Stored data
>> Start

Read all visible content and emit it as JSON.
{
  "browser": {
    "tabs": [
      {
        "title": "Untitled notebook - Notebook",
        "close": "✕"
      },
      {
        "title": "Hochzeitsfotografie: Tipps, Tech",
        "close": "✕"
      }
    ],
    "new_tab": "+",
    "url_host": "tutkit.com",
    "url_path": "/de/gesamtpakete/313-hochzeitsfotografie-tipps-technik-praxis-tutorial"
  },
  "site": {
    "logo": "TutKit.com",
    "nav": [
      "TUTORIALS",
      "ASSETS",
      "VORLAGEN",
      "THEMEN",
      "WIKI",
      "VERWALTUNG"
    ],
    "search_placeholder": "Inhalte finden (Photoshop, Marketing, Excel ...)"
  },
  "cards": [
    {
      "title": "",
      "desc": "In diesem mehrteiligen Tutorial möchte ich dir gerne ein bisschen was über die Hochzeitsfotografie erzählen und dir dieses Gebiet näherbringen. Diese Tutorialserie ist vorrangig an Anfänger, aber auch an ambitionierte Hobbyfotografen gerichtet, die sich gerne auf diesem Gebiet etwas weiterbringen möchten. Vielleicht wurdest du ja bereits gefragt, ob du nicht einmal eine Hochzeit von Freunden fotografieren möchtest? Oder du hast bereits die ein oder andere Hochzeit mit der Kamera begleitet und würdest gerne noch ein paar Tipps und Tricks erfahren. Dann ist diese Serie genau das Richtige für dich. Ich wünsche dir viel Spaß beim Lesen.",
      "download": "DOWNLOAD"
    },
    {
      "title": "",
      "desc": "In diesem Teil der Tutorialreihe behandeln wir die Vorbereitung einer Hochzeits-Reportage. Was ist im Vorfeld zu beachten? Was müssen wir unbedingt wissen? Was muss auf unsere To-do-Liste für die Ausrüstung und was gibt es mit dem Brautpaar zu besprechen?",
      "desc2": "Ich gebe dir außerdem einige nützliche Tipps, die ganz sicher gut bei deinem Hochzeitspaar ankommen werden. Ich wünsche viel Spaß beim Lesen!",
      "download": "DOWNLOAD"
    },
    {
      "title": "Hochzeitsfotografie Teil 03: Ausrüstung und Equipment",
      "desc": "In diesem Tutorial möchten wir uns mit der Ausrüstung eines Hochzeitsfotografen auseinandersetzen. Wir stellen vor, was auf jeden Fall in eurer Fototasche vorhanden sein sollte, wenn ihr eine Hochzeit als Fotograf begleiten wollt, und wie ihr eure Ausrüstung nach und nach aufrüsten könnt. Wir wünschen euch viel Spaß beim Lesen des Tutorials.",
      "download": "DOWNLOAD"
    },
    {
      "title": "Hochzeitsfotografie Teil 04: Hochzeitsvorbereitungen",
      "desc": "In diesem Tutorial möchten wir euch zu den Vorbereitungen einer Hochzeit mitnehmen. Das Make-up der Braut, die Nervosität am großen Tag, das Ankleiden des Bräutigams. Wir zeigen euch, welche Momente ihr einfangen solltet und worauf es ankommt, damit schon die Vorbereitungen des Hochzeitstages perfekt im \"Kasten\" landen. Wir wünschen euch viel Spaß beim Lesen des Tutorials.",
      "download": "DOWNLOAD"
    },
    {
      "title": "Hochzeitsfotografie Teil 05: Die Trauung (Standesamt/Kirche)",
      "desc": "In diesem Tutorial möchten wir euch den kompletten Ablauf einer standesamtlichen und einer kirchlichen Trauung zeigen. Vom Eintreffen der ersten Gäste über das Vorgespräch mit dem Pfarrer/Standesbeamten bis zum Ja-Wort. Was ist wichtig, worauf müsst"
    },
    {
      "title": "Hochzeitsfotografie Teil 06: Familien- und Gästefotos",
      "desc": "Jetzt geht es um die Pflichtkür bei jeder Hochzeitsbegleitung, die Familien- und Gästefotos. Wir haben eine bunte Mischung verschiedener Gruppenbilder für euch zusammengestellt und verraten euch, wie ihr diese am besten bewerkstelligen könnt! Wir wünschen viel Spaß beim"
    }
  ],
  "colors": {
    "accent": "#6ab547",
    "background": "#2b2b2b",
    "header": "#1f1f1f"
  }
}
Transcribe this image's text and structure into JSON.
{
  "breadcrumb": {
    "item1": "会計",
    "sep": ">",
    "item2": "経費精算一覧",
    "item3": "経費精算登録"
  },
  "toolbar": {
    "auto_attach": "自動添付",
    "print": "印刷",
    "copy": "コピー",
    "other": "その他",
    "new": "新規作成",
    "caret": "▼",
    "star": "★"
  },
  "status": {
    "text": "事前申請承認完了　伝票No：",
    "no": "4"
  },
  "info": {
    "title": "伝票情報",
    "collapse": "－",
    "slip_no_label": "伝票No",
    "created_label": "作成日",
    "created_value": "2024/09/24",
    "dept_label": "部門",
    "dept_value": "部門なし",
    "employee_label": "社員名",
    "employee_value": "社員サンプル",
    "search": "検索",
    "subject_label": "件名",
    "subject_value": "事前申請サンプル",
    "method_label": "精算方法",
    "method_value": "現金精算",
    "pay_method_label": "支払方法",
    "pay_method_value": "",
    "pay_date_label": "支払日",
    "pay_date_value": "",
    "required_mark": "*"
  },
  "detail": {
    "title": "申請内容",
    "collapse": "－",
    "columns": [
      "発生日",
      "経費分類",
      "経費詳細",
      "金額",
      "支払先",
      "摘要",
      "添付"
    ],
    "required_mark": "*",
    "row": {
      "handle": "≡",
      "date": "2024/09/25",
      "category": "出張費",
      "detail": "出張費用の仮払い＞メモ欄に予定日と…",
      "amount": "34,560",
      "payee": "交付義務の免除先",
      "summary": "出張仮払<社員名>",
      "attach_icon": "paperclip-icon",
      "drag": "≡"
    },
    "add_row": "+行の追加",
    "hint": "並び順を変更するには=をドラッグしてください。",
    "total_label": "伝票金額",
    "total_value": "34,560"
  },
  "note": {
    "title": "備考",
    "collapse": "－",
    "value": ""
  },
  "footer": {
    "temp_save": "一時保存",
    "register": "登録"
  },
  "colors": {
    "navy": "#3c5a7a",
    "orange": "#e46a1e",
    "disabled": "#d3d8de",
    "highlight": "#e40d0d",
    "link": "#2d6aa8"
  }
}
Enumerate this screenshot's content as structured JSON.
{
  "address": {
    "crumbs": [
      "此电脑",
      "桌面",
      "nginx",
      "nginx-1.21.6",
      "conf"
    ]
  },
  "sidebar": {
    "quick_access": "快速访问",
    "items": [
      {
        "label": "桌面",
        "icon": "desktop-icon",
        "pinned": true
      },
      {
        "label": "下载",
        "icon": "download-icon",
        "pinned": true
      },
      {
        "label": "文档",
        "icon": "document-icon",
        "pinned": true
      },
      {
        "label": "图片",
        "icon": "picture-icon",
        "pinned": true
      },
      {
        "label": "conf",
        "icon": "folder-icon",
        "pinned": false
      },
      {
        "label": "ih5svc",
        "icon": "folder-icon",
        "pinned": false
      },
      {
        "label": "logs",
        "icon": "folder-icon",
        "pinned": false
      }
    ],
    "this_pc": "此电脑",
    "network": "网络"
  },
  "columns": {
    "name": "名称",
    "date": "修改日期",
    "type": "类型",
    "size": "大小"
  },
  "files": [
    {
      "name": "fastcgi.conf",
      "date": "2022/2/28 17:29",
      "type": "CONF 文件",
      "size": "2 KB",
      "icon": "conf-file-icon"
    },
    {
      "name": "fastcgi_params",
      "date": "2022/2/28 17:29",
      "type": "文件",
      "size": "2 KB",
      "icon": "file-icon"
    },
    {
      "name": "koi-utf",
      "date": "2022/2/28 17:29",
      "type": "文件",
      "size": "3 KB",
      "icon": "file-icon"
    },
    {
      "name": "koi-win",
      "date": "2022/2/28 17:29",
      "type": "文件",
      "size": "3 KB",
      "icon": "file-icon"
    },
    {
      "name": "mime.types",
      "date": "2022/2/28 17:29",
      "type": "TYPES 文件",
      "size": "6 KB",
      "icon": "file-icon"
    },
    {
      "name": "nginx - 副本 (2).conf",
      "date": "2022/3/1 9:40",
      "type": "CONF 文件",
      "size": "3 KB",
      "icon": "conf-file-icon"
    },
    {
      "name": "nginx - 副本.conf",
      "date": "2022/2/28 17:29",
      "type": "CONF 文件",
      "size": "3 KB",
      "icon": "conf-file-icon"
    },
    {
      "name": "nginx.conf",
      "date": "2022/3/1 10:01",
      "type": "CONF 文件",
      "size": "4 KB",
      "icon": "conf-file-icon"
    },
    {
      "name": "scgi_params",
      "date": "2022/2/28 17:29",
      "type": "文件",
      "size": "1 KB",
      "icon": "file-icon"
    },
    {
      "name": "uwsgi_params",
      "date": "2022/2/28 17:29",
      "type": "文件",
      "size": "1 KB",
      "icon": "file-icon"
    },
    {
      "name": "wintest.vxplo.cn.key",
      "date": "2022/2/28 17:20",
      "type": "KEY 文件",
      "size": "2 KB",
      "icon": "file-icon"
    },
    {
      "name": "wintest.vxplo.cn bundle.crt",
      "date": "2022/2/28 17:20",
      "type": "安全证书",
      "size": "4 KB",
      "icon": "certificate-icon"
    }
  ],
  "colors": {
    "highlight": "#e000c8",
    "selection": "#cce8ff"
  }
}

>> End

Filter the records above for "JSON" and copy every matching line.

Read all visible content and emit it as JSON.
Transcribe this image's text and structure into JSON.
Enumerate this screenshot's content as structured JSON.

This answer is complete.